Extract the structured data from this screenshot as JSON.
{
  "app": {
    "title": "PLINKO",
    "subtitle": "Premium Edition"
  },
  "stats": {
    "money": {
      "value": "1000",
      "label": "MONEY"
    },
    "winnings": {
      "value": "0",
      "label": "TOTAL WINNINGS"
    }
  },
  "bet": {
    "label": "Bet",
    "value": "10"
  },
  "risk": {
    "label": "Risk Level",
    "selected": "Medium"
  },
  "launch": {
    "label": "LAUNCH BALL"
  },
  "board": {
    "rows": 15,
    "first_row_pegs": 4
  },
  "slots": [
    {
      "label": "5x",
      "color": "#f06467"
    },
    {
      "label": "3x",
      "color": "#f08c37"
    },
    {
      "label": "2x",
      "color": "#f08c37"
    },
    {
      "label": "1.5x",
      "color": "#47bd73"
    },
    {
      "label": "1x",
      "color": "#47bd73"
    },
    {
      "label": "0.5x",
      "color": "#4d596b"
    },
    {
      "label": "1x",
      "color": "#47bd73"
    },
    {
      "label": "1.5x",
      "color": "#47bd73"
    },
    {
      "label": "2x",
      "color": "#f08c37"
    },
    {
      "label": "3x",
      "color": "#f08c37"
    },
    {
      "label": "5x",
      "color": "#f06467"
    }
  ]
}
########
### The task
Write out the full listing exactly as given.

### Exercise answer
Extract the structured data from this screenshot as JSON.
{
  "app": {
    "title": "PLINKO",
    "subtitle": "Premium Edition"
  },
  "stats": {
    "money": {
      "value": "1000",
      "label": "MONEY"
    },
    "winnings": {
      "value": "0",
      "label": "TOTAL WINNINGS"
    }
  },
  "bet": {
    "label": "Bet",
    "value": "10"
  },
  "risk": {
    "label": "Risk Level",
    "selected": "Medium"
  },
  "launch": {
    "label": "LAUNCH BALL"
  },
  "board": {
    "rows": 15,
    "first_row_pegs": 4
  },
  "slots": [
    {
      "label": "5x",
      "color": "#f06467"
    },
    {
      "label": "3x",
      "color": "#f08c37"
    },
    {
      "label": "2x",
      "color": "#f08c37"
    },
    {
      "label": "1.5x",
      "color": "#47bd73"
    },
    {
      "label": "1x",
      "color": "#47bd73"
    },
    {
      "label": "0.5x",
      "color": "#4d596b"
    },
    {
      "label": "1x",
      "color": "#47bd73"
    },
    {
      "label": "1.5x",
      "color": "#47bd73"
    },
    {
      "label": "2x",
      "color": "#f08c37"
    },
    {
      "label": "3x",
      "color": "#f08c37"
    },
    {
      "label": "5x",
      "color": "#f06467"
    }
  ]
}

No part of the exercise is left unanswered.